*Set task*
Count every line that includes the string "name" in the entries that follow. Nothing besides the number is needed.

*Input records*
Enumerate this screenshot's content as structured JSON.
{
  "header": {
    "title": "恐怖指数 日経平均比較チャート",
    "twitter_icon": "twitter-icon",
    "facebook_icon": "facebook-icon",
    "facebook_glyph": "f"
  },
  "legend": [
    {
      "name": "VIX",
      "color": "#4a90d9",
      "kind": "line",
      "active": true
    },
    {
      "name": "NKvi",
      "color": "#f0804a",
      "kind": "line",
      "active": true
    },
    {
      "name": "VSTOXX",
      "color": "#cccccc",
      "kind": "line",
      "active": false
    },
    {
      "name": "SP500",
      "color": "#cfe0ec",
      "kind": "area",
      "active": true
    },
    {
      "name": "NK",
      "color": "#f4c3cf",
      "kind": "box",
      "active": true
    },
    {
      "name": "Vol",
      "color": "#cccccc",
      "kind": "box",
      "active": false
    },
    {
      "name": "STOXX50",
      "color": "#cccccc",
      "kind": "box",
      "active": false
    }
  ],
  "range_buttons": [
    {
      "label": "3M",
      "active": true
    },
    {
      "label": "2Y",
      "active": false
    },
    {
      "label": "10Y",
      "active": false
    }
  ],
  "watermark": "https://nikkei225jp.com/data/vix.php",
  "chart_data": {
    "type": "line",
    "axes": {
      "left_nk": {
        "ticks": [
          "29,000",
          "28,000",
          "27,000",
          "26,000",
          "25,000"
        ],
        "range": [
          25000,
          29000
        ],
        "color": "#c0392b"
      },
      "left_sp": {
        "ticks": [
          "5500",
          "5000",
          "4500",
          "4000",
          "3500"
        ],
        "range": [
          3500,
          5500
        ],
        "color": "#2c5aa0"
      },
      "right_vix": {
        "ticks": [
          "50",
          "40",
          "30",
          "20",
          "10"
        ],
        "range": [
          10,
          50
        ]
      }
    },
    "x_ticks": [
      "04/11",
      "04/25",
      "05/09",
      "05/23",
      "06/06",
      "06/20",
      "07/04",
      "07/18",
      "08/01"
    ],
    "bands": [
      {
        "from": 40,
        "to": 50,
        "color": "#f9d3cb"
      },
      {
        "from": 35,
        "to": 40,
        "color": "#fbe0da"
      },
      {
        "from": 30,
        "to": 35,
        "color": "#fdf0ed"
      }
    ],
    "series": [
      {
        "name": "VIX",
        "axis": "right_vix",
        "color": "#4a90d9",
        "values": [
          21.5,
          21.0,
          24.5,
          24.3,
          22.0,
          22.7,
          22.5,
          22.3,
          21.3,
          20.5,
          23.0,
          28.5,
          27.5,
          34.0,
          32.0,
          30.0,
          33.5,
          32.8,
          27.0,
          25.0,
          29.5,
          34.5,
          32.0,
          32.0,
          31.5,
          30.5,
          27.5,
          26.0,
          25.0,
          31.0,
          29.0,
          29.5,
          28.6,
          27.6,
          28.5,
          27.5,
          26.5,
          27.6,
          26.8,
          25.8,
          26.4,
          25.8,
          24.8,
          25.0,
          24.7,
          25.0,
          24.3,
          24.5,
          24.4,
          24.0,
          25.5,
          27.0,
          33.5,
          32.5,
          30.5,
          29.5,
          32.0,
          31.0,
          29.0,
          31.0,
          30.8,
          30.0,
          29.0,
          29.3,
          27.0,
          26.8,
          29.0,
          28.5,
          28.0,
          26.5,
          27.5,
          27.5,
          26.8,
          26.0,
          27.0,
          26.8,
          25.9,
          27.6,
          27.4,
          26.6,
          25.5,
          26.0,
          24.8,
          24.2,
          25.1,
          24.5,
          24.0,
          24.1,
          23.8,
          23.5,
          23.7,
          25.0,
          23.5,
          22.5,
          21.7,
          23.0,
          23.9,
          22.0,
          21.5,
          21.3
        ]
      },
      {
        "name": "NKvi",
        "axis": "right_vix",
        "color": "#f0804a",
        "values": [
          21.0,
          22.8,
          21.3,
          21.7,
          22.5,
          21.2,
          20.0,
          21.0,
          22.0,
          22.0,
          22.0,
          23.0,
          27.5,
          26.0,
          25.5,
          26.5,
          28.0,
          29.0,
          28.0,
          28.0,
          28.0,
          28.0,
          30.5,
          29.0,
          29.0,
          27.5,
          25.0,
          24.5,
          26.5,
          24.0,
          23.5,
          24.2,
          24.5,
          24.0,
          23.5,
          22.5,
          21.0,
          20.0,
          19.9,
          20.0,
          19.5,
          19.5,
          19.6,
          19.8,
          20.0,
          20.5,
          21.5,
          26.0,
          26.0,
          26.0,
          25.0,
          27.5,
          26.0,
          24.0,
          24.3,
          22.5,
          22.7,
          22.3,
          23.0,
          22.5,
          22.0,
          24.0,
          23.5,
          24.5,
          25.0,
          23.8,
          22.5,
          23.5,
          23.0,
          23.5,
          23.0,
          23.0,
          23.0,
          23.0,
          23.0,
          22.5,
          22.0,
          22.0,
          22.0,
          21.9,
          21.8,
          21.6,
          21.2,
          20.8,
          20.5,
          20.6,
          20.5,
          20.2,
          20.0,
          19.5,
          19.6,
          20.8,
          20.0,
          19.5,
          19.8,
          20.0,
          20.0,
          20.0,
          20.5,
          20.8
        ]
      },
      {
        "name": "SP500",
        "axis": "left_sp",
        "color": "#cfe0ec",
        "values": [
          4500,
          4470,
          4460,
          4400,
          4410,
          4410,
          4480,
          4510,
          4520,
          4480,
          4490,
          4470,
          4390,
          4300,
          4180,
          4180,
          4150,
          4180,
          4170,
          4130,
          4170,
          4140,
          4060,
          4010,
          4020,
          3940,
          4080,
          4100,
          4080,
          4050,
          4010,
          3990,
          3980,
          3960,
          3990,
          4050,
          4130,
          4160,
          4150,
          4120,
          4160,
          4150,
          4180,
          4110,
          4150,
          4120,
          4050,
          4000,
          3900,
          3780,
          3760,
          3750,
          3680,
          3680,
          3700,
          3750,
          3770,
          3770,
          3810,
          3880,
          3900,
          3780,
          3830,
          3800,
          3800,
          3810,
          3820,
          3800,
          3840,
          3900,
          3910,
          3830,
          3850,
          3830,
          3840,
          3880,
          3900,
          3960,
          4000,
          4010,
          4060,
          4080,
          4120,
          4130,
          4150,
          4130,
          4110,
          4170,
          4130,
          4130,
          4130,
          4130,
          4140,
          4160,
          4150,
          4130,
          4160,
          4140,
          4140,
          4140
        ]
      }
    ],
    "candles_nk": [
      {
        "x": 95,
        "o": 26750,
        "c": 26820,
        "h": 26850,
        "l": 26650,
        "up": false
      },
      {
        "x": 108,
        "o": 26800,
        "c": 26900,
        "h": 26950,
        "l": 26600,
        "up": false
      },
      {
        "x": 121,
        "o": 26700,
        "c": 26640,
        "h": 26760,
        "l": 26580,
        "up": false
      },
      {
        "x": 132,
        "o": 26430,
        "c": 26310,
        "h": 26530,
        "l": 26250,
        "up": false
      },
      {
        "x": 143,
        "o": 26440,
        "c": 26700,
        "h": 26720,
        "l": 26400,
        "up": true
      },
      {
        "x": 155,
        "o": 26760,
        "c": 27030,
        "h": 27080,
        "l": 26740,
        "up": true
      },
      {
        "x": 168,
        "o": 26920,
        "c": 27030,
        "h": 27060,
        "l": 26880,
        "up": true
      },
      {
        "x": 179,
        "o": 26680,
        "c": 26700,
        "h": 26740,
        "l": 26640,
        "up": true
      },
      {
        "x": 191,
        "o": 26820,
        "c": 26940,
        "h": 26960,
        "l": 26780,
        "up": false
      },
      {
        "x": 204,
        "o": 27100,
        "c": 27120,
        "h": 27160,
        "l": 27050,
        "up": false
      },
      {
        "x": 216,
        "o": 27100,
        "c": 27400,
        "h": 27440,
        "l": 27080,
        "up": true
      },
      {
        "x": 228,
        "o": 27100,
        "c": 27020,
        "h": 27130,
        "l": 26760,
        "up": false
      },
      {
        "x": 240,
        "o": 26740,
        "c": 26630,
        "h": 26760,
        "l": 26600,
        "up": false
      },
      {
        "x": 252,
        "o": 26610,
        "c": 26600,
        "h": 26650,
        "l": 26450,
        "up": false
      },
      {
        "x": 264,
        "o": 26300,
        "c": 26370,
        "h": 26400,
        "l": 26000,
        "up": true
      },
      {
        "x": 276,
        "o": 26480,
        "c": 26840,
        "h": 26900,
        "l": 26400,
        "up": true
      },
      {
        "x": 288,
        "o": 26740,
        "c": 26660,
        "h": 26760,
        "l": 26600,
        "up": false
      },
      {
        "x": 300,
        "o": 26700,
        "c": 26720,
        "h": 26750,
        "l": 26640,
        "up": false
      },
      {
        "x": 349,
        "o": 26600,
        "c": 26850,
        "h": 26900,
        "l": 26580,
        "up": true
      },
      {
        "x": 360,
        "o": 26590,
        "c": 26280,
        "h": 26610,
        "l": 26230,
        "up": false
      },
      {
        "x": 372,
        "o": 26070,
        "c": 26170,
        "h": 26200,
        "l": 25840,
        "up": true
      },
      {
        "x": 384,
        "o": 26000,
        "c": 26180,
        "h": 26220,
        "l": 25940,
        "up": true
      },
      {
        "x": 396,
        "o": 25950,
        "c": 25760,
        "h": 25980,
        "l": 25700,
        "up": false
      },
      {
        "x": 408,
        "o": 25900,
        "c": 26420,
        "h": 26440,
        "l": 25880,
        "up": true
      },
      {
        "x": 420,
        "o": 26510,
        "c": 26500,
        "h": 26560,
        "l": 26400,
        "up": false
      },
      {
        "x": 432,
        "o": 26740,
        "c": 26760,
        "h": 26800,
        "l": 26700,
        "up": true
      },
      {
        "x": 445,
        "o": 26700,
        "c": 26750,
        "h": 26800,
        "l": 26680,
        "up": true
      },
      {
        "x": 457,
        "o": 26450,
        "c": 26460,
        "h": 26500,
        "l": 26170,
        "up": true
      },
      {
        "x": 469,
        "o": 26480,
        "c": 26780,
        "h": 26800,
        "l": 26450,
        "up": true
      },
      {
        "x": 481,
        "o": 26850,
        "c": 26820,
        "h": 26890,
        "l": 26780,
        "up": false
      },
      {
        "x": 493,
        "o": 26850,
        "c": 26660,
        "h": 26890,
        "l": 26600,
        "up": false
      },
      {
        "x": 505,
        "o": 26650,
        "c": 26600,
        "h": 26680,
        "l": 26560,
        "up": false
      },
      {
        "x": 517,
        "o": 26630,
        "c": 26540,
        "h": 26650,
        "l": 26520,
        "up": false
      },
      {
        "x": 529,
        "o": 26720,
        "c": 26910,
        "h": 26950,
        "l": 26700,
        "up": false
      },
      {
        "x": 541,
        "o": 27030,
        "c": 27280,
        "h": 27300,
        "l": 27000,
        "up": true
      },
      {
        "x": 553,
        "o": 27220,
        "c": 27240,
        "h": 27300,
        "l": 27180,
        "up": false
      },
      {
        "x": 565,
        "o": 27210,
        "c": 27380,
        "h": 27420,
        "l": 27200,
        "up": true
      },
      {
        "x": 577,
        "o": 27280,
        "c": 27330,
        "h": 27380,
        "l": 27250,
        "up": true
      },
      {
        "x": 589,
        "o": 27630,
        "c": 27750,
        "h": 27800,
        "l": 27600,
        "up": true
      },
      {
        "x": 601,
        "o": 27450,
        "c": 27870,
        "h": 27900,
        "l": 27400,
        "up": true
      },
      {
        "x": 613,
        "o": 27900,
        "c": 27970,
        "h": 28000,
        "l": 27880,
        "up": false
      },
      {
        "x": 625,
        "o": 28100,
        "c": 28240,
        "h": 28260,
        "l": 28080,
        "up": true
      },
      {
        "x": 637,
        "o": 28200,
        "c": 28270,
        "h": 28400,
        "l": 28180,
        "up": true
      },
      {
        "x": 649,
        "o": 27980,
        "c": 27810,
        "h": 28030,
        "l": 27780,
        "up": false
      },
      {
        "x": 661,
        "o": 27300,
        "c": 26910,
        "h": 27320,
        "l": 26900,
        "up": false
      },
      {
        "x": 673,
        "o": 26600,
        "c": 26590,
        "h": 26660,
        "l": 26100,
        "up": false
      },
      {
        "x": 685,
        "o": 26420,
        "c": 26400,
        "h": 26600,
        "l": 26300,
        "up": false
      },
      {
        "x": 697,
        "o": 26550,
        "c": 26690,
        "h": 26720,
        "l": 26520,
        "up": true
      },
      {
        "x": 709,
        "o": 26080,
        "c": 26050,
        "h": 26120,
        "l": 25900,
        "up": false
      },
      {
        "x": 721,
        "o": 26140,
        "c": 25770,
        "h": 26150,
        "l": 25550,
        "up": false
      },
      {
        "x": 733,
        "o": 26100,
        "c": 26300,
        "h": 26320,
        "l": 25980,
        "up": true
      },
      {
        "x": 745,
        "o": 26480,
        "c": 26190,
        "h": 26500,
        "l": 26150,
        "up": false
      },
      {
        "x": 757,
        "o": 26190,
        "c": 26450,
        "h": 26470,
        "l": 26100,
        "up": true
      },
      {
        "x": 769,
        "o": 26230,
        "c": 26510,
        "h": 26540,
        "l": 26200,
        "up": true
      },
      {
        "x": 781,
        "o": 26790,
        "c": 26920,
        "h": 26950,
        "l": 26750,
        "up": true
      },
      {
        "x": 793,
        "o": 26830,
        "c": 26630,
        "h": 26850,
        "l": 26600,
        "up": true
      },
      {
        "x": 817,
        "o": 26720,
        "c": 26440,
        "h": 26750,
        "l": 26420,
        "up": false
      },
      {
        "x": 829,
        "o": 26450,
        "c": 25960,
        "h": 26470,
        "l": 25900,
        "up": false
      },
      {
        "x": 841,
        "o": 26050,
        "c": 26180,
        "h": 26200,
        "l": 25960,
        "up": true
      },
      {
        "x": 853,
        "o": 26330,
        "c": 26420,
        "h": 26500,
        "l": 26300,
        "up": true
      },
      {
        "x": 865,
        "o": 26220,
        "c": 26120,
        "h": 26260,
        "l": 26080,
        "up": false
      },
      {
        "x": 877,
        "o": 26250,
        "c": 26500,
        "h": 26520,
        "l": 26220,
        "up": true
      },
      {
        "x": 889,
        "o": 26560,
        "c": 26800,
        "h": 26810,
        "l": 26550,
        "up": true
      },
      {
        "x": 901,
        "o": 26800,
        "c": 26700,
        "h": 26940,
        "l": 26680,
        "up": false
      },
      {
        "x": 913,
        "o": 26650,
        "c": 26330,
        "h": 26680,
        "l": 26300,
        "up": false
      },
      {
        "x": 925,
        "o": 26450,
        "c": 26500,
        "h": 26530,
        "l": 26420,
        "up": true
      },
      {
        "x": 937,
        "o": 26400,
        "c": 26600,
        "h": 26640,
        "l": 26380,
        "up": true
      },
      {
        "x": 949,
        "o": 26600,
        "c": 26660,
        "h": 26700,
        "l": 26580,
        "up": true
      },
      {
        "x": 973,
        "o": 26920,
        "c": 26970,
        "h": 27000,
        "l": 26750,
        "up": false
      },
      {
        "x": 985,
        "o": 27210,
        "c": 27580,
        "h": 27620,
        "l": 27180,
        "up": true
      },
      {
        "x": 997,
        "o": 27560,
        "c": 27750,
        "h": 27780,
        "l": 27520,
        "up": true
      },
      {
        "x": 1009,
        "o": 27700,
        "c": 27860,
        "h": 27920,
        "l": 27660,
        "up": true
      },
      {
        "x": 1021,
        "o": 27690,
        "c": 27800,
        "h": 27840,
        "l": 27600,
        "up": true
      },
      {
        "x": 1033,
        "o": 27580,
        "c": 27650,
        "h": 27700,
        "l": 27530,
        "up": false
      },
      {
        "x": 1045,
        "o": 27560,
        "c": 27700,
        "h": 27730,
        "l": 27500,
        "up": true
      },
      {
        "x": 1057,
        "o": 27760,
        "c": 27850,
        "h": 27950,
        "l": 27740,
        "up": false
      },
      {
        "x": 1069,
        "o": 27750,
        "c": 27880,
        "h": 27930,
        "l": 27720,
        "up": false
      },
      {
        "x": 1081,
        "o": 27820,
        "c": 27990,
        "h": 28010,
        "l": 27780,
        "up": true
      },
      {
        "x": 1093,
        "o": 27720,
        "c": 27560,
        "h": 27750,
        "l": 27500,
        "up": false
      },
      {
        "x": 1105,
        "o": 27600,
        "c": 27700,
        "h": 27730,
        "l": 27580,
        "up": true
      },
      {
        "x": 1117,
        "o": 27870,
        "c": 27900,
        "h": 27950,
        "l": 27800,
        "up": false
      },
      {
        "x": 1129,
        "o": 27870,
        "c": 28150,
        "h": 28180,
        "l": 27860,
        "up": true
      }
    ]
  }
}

*Output below*
10